Please render everything from the start of the records down to the line containing "email-link[interactable]: boloboff@mail.ru —" as a Markdown table with the columns Row and Line, numbering each row and omitting blank lines.

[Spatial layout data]
↓↓↓

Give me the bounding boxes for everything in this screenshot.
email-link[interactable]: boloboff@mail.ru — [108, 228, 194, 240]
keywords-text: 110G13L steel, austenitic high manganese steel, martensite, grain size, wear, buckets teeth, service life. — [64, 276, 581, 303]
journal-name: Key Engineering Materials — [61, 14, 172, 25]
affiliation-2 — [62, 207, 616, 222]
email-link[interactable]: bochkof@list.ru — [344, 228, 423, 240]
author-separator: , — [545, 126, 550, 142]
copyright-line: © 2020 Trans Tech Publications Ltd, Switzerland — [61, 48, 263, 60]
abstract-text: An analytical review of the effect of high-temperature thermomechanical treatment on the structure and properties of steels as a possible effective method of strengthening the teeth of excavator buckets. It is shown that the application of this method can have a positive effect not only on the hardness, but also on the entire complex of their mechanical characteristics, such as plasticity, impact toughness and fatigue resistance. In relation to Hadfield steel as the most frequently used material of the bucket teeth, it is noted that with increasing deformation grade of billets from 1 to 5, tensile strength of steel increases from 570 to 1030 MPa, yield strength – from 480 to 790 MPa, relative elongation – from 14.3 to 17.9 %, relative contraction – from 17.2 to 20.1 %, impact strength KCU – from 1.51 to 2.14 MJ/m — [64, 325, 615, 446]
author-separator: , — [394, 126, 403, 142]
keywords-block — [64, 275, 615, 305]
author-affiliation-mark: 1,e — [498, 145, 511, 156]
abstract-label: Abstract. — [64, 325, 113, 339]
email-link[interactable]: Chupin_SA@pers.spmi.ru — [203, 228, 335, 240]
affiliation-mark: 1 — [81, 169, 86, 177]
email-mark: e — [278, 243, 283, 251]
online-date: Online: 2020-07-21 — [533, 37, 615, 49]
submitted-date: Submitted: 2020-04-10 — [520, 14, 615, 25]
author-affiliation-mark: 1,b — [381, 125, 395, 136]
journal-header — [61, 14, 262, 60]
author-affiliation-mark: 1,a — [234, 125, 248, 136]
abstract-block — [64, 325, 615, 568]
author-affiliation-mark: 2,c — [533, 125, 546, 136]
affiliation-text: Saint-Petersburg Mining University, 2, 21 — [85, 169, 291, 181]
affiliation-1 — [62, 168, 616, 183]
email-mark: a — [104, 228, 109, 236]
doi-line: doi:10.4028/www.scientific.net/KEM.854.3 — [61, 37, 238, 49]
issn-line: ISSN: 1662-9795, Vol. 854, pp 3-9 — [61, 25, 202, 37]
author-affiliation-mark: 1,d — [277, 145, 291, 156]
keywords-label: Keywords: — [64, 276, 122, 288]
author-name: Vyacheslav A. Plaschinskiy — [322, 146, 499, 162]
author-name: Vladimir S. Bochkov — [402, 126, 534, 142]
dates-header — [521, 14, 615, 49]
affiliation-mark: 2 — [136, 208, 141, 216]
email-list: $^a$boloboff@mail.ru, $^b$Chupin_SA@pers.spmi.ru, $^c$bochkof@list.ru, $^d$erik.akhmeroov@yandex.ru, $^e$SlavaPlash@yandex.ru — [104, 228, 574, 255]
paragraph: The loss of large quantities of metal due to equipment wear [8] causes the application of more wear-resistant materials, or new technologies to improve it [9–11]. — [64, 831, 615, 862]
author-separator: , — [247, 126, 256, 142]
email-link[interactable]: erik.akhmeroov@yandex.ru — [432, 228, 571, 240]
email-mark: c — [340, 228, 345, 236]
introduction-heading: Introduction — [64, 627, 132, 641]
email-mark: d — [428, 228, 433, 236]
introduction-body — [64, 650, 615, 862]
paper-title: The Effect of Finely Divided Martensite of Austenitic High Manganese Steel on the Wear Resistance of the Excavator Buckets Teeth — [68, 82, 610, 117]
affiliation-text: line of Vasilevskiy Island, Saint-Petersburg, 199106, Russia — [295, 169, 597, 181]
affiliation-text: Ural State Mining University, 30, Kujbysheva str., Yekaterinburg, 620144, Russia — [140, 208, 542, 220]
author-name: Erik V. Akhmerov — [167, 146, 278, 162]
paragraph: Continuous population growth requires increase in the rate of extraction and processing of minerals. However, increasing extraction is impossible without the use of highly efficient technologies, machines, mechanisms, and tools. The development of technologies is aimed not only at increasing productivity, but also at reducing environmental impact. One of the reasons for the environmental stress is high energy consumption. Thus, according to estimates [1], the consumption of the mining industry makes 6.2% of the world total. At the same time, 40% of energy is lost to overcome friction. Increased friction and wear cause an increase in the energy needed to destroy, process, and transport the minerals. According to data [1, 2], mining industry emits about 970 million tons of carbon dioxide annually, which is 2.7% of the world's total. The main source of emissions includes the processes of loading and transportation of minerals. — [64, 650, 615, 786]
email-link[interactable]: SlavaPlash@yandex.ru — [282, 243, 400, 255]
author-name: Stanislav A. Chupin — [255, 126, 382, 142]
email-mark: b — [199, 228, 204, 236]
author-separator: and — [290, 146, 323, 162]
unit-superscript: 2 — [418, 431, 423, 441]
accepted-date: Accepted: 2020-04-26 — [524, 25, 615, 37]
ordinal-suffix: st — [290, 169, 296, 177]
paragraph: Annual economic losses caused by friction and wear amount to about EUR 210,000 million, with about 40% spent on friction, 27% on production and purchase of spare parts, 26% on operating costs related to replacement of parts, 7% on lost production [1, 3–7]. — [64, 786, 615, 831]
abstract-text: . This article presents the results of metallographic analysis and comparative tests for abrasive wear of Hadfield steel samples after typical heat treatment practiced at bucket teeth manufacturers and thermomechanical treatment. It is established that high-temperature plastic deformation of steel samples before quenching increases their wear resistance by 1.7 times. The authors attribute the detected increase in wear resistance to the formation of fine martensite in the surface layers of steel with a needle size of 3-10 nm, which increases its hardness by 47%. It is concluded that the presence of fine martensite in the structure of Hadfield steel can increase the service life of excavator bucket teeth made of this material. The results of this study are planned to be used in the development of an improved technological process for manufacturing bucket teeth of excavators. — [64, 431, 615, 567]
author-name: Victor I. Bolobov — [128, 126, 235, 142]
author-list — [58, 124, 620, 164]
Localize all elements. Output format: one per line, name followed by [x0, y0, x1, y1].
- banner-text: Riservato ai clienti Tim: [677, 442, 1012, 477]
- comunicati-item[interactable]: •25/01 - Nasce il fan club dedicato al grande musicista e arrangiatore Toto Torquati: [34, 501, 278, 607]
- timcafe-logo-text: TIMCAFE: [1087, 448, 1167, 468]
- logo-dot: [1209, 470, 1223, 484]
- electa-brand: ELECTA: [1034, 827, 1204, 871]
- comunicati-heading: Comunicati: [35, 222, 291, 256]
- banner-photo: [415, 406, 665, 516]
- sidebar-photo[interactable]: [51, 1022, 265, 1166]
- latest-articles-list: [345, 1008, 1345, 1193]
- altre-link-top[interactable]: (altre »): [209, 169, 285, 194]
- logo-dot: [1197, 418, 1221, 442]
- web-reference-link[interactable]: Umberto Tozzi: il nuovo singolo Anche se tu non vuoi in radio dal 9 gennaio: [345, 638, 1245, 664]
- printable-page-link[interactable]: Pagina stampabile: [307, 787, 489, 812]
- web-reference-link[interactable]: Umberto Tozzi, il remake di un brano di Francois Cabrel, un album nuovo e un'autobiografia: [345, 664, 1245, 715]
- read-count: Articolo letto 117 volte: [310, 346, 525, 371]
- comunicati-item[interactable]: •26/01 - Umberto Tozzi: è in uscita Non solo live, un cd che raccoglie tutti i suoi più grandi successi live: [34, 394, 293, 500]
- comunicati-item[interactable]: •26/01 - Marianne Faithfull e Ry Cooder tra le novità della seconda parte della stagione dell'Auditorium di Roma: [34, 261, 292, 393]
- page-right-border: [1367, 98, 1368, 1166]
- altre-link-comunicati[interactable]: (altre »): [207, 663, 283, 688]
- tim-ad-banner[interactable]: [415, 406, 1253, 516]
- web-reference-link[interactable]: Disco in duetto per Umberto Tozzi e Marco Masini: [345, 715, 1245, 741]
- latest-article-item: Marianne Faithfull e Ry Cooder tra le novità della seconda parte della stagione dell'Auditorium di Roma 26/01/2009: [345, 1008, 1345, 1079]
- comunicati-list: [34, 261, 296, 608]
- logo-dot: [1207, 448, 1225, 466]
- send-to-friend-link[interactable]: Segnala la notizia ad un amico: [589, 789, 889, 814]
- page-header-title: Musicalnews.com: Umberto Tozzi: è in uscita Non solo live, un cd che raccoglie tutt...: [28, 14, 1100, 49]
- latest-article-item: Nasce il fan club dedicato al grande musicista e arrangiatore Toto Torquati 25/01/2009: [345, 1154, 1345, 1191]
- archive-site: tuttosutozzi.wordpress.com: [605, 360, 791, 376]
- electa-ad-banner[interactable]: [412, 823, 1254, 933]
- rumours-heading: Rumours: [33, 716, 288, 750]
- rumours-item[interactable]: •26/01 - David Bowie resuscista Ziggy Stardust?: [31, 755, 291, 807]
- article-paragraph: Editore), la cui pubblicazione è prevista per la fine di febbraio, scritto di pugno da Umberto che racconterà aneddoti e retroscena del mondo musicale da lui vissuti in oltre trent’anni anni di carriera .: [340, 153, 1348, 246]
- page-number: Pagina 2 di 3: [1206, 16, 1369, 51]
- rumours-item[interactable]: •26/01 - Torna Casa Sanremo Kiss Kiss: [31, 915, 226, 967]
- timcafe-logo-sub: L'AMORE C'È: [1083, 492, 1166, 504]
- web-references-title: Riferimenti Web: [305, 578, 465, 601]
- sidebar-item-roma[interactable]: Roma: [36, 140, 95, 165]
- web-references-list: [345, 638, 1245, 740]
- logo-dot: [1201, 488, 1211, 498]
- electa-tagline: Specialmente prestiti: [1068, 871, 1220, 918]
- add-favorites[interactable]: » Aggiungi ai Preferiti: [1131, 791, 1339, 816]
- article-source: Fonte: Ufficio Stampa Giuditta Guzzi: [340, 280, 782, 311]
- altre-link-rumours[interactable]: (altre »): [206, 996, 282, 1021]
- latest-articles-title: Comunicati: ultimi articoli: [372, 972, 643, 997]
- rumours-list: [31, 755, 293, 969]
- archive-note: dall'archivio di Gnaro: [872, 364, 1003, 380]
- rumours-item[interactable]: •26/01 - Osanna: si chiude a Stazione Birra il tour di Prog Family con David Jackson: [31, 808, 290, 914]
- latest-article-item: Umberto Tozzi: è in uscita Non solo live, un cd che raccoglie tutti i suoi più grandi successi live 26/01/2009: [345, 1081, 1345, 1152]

↑↑↑

**WRITTEN SOLUTION**
| Row | Line |
|---|---|
| 1 | Give me the bounding boxes for everything in this screenshot. |
| 2 | email-link[interactable]: boloboff@mail.ru — [108, 228, 194, 240] |